■ Given task A
Print part of the job posting exactly as it reads. Begin at the words "Key Responsibilities" and stop after the words "assigned by Supervisor.".

╭─ Text excerpt

As a University of Applied Learning, the Singapore Institute of Technology (SIT) works closely with industry in its research pursuits. This position is situated within the SIT x NVIDIA AI Centre (SNAIC).
This role is part of an industry innovation project with a large consumer goods company, where you will develop an evaluation framework for vision-language model (VLM) with applications in the personal care sector. The research focuses on fine-grained VLM capabilities such as spatial reasoning, temporal grounding, event tracking, and domain knowledge using a curated multimodal dataset.
Key Responsibilities
- Manage the research project together with the Principal Investigator (PI) and industry partner to ensure all project deliverables are met
- Design and implement evaluation frameworks and metrics for vision-language models
- Develop annotated video datasets and capability-tagged evaluation tasks
- Build end-to-end evaluation pipelines and failure mode analysis tools to analyze VLM performance across reasoning dimensions
- Prepare technical reports, publications, and industry-facing deliverables
- Mentor student assistants
- Candidates are to communicate with any internal or external parties to ensure project deliverables are met.
- Any other ad-hoc duties as assigned by Supervisor.
Requirements
- PhD in Computer Science or related field
- Expertise in computer vision and vision-language models
- Experience with ML evaluation metrics and benchmarking
- Proficiency in Python and deep learning frameworks (e.g., PyTorch)
- Interest in applied, industry-collaborative research

╰─
╭─ Exercise material

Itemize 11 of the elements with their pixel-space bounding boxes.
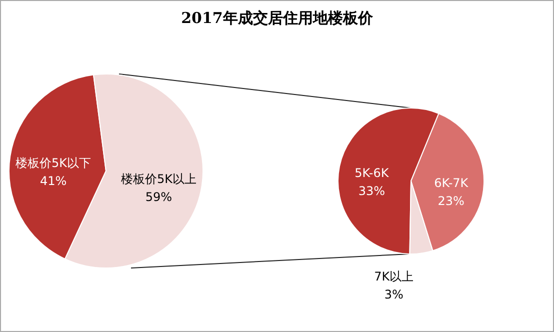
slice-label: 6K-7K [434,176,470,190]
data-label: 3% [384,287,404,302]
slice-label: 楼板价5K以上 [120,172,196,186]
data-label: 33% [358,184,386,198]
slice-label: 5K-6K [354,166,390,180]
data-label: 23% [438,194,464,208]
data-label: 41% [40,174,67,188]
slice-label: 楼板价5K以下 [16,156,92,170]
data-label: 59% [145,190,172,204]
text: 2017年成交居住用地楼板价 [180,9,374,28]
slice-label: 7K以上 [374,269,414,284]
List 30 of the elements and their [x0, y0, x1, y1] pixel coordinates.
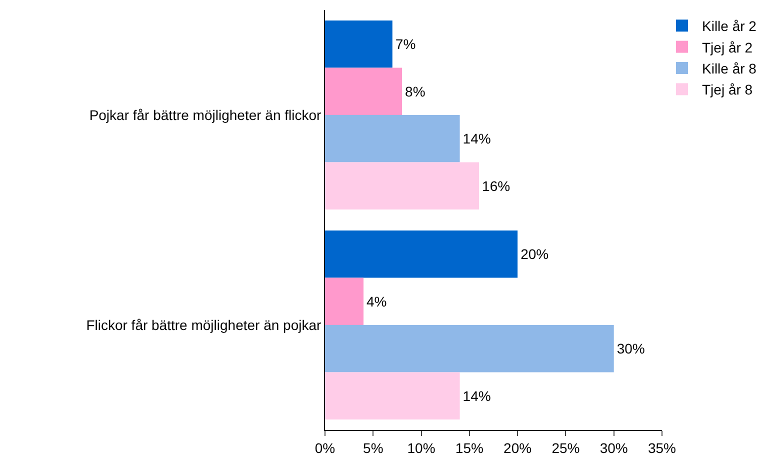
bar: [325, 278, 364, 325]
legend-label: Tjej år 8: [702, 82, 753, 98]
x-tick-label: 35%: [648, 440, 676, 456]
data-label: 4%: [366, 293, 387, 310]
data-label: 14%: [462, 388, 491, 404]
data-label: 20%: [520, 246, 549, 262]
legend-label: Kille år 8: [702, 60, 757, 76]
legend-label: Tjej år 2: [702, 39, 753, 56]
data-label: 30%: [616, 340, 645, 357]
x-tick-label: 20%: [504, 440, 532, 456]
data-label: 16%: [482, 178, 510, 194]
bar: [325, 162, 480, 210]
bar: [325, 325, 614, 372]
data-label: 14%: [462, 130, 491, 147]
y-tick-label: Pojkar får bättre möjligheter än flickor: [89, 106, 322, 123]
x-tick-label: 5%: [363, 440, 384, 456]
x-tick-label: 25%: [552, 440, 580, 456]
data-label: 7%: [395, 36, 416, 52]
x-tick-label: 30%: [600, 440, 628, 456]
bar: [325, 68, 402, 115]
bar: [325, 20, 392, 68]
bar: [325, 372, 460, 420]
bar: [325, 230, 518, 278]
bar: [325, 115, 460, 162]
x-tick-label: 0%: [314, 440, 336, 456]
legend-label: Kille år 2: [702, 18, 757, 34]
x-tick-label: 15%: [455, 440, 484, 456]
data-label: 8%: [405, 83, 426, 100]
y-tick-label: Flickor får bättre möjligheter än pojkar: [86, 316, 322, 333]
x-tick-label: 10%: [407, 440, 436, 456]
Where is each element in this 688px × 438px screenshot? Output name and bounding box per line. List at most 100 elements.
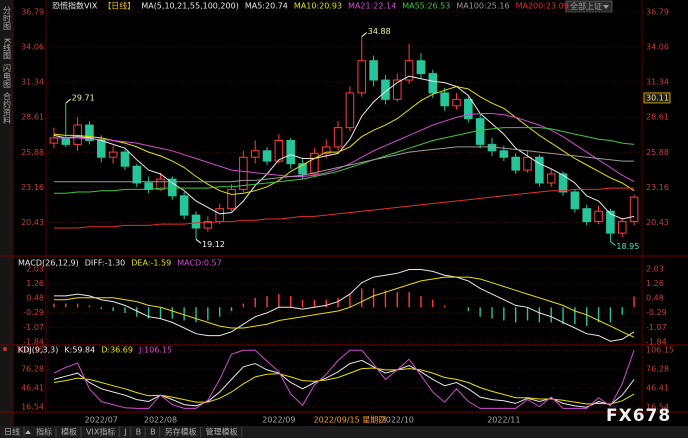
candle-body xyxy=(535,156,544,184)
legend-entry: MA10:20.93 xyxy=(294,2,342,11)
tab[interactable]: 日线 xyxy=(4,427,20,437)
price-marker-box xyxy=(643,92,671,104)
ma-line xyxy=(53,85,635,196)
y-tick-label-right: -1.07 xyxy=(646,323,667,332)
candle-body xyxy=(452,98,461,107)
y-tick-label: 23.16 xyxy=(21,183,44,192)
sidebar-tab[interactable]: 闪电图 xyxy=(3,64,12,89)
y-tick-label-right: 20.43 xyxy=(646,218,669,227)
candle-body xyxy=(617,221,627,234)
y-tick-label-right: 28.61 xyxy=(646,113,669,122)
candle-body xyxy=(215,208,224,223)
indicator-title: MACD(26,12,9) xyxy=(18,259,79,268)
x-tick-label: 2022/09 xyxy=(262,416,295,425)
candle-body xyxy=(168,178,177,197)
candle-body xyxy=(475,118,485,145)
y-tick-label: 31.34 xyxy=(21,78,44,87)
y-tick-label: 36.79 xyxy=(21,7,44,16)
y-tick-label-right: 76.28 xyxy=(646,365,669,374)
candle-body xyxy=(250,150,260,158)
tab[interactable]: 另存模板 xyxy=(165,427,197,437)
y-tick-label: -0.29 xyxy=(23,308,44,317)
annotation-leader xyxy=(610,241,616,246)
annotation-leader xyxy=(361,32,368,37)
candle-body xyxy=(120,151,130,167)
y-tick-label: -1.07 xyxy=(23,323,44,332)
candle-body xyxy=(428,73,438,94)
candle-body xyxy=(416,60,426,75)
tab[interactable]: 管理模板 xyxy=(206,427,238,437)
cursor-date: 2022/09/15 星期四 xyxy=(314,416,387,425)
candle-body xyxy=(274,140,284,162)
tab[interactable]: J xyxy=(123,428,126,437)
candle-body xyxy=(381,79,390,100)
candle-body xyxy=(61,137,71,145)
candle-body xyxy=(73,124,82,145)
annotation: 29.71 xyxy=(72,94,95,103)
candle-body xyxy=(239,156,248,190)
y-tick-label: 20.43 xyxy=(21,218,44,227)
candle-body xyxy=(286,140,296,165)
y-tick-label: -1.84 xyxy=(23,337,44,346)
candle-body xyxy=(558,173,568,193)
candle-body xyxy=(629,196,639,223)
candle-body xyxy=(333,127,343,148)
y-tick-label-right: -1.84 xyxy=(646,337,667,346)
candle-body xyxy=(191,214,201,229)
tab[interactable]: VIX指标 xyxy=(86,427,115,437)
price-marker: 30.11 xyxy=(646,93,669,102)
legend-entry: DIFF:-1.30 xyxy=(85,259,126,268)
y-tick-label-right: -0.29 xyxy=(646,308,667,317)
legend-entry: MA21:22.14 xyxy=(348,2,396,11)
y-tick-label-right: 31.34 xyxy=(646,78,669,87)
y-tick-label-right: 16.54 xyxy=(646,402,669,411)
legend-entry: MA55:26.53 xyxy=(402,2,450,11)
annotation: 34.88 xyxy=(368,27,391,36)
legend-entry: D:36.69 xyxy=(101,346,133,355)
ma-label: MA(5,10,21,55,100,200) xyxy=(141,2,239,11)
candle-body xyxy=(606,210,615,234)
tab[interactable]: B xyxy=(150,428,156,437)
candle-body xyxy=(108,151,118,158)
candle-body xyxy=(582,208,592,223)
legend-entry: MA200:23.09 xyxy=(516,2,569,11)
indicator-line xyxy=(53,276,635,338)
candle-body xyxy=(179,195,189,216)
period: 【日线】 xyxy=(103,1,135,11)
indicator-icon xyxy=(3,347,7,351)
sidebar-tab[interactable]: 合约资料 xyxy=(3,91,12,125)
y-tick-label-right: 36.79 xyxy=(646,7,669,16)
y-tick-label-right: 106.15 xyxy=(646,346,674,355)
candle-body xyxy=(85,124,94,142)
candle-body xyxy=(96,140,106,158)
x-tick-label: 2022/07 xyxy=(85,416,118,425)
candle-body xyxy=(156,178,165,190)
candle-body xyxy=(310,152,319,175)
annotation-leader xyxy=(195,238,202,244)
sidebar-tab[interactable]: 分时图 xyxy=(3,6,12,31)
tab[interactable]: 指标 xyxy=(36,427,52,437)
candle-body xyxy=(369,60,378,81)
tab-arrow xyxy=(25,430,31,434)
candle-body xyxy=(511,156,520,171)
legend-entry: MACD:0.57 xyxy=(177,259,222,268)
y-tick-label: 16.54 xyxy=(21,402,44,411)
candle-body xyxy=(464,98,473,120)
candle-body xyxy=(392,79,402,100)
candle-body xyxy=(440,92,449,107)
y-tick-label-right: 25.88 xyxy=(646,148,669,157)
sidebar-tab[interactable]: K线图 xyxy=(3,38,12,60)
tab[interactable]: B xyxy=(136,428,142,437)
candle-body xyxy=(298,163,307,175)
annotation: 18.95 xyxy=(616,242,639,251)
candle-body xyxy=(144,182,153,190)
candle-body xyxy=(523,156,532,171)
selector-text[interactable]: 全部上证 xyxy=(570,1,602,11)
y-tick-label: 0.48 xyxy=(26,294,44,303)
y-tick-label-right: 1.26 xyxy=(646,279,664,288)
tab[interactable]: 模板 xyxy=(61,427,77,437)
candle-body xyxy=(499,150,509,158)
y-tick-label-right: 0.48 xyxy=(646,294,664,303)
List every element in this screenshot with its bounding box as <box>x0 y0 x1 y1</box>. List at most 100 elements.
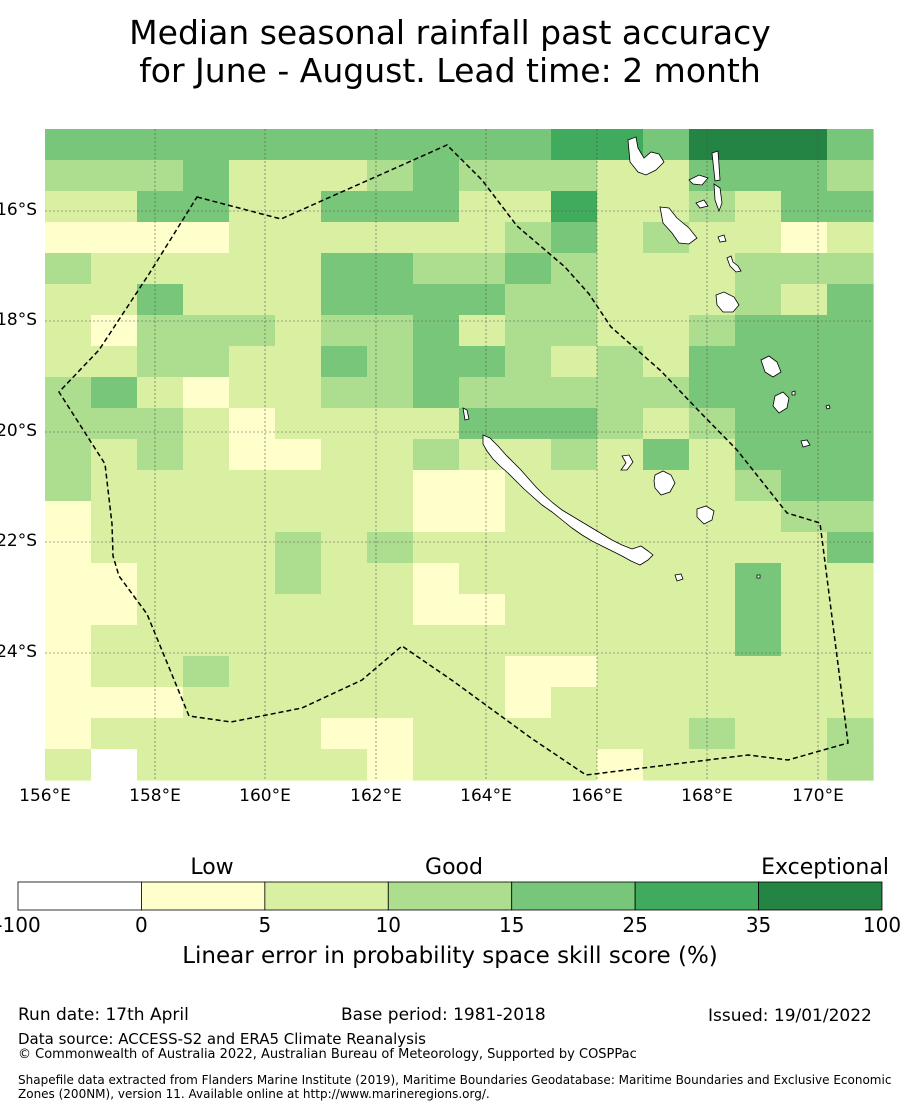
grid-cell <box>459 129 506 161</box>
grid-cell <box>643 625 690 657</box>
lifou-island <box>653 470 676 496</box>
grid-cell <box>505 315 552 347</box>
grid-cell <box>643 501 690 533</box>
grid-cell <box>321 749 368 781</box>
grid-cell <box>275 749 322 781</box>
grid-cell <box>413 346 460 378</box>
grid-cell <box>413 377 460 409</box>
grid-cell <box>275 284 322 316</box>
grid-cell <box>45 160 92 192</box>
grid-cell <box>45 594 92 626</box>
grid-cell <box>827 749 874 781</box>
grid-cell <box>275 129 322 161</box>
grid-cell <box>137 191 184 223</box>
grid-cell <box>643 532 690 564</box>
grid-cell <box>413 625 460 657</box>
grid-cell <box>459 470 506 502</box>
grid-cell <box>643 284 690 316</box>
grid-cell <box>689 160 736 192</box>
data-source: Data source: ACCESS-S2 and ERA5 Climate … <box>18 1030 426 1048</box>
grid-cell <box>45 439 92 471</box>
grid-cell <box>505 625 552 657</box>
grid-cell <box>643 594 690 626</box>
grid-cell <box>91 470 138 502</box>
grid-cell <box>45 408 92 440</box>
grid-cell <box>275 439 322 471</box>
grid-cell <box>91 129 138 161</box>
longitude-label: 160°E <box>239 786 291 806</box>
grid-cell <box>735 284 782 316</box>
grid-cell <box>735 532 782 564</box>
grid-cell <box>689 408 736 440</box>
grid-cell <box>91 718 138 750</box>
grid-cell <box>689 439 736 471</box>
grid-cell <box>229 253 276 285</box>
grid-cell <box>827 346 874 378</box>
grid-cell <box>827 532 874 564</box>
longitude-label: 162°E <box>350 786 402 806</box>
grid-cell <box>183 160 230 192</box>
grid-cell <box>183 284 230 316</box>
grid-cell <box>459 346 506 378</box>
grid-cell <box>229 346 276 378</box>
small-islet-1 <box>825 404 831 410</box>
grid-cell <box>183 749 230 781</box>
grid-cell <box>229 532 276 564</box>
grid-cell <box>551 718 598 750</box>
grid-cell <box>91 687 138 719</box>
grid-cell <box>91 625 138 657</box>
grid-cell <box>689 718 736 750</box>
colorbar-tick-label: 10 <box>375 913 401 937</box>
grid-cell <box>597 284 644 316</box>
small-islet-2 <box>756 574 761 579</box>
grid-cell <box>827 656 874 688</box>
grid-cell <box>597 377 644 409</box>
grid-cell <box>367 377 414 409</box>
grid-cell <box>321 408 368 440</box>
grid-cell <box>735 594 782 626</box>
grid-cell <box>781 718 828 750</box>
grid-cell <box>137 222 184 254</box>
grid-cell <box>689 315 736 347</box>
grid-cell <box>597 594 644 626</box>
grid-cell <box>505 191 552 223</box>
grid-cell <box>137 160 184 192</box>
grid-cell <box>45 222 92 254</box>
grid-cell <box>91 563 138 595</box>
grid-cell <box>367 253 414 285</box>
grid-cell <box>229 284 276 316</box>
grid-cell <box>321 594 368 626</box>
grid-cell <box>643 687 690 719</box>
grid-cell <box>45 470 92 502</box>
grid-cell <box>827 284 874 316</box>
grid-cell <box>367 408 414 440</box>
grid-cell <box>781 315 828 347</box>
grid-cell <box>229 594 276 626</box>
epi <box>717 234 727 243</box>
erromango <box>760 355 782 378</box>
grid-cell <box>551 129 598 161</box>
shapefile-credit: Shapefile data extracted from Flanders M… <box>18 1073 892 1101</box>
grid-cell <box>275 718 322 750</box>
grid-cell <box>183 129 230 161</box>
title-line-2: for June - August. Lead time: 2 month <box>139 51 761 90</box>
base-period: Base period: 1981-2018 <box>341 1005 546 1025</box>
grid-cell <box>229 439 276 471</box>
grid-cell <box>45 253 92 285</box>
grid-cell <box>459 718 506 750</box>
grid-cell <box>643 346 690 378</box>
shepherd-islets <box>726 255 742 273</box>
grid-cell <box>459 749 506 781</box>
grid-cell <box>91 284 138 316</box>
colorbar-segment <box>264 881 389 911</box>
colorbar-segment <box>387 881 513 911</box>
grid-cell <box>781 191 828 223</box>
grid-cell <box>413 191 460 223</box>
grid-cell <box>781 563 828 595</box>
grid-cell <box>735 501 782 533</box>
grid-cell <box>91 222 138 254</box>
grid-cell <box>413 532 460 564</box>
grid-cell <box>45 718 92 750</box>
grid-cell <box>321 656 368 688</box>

╰─

■ Given task B
Output these lines from the rows above word for word. Begin at the line that has "bar: [325, 278, 364, 325]" and stop after the line that has "data-label: 14%: [462, 130, 491, 147]".

■ Response A
Key Responsibilities
- Manage the research project together with the Principal Investigator (PI) and industry partner to ensure all project deliverables are met
- Design and implement evaluation frameworks and metrics for vision-language models
- Develop annotated video datasets and capability-tagged evaluation tasks
- Build end-to-end evaluation pipelines and failure mode analysis tools to analyze VLM performance across reasoning dimensions
- Prepare technical reports, publications, and industry-facing deliverables
- Mentor student assistants
- Candidates are to communicate with any internal or external parties to ensure project deliverables are met.
- Any other ad-hoc duties as assigned by Supervisor.

■ Response B
bar: [325, 278, 364, 325]
legend-label: Tjej år 8: [702, 82, 753, 98]
x-tick-label: 35%: [648, 440, 676, 456]
data-label: 4%: [366, 293, 387, 310]
data-label: 14%: [462, 388, 491, 404]
data-label: 20%: [520, 246, 549, 262]
legend-label: Kille år 8: [702, 60, 757, 76]
legend-label: Tjej år 2: [702, 39, 753, 56]
data-label: 30%: [616, 340, 645, 357]
x-tick-label: 20%: [504, 440, 532, 456]
data-label: 16%: [482, 178, 510, 194]
bar: [325, 162, 480, 210]
bar: [325, 325, 614, 372]
data-label: 14%: [462, 130, 491, 147]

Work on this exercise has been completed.